AIM – Reproduce each line exactly.

GIVEN RECORDS –
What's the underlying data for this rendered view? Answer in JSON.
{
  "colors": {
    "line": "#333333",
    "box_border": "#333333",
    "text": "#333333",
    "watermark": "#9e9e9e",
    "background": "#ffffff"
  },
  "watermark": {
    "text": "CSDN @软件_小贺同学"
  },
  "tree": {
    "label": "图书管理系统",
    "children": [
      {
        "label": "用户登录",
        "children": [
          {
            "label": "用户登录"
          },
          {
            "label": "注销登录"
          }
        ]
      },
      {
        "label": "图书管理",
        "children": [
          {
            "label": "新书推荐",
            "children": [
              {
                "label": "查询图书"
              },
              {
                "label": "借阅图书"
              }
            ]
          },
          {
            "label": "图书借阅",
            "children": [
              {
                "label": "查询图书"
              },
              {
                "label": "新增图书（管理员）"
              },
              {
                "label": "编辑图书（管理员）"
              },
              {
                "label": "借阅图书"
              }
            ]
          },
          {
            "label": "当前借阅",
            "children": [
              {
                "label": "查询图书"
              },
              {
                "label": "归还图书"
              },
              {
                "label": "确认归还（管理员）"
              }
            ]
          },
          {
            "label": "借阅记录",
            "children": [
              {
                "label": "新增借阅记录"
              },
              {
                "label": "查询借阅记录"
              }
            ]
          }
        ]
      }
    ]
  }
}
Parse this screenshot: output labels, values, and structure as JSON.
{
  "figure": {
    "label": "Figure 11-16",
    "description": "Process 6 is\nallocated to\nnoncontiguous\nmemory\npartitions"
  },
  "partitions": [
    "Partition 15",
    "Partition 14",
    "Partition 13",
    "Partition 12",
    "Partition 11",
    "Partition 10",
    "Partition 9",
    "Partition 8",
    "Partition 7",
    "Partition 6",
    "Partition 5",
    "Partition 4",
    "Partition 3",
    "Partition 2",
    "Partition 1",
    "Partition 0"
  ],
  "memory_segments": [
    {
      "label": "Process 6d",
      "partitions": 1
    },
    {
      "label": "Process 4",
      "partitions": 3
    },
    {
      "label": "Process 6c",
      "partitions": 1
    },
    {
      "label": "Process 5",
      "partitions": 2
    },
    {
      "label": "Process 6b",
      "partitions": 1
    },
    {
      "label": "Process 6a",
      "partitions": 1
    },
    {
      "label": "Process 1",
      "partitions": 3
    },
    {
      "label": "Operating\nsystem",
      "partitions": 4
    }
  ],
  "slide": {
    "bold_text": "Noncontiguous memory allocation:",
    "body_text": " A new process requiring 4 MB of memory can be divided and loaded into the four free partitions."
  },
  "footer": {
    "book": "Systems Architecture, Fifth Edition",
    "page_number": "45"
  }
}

TASK RESPONSE –
What's the underlying data for this rendered view? Answer in JSON.
{
  "colors": {
    "line": "#333333",
    "box_border": "#333333",
    "text": "#333333",
    "watermark": "#9e9e9e",
    "background": "#ffffff"
  },
  "watermark": {
    "text": "CSDN @软件_小贺同学"
  },
  "tree": {
    "label": "图书管理系统",
    "children": [
      {
        "label": "用户登录",
        "children": [
          {
            "label": "用户登录"
          },
          {
            "label": "注销登录"
          }
        ]
      },
      {
        "label": "图书管理",
        "children": [
          {
            "label": "新书推荐",
            "children": [
              {
                "label": "查询图书"
              },
              {
                "label": "借阅图书"
              }
            ]
          },
          {
            "label": "图书借阅",
            "children": [
              {
                "label": "查询图书"
              },
              {
                "label": "新增图书（管理员）"
              },
              {
                "label": "编辑图书（管理员）"
              },
              {
                "label": "借阅图书"
              }
            ]
          },
          {
            "label": "当前借阅",
            "children": [
              {
                "label": "查询图书"
              },
              {
                "label": "归还图书"
              },
              {
                "label": "确认归还（管理员）"
              }
            ]
          },
          {
            "label": "借阅记录",
            "children": [
              {
                "label": "新增借阅记录"
              },
              {
                "label": "查询借阅记录"
              }
            ]
          }
        ]
      }
    ]
  }
}
Parse this screenshot: output labels, values, and structure as JSON.
{
  "figure": {
    "label": "Figure 11-16",
    "description": "Process 6 is\nallocated to\nnoncontiguous\nmemory\npartitions"
  },
  "partitions": [
    "Partition 15",
    "Partition 14",
    "Partition 13",
    "Partition 12",
    "Partition 11",
    "Partition 10",
    "Partition 9",
    "Partition 8",
    "Partition 7",
    "Partition 6",
    "Partition 5",
    "Partition 4",
    "Partition 3",
    "Partition 2",
    "Partition 1",
    "Partition 0"
  ],
  "memory_segments": [
    {
      "label": "Process 6d",
      "partitions": 1
    },
    {
      "label": "Process 4",
      "partitions": 3
    },
    {
      "label": "Process 6c",
      "partitions": 1
    },
    {
      "label": "Process 5",
      "partitions": 2
    },
    {
      "label": "Process 6b",
      "partitions": 1
    },
    {
      "label": "Process 6a",
      "partitions": 1
    },
    {
      "label": "Process 1",
      "partitions": 3
    },
    {
      "label": "Operating\nsystem",
      "partitions": 4
    }
  ],
  "slide": {
    "bold_text": "Noncontiguous memory allocation:",
    "body_text": " A new process requiring 4 MB of memory can be divided and loaded into the four free partitions."
  },
  "footer": {
    "book": "Systems Architecture, Fifth Edition",
    "page_number": "45"
  }
}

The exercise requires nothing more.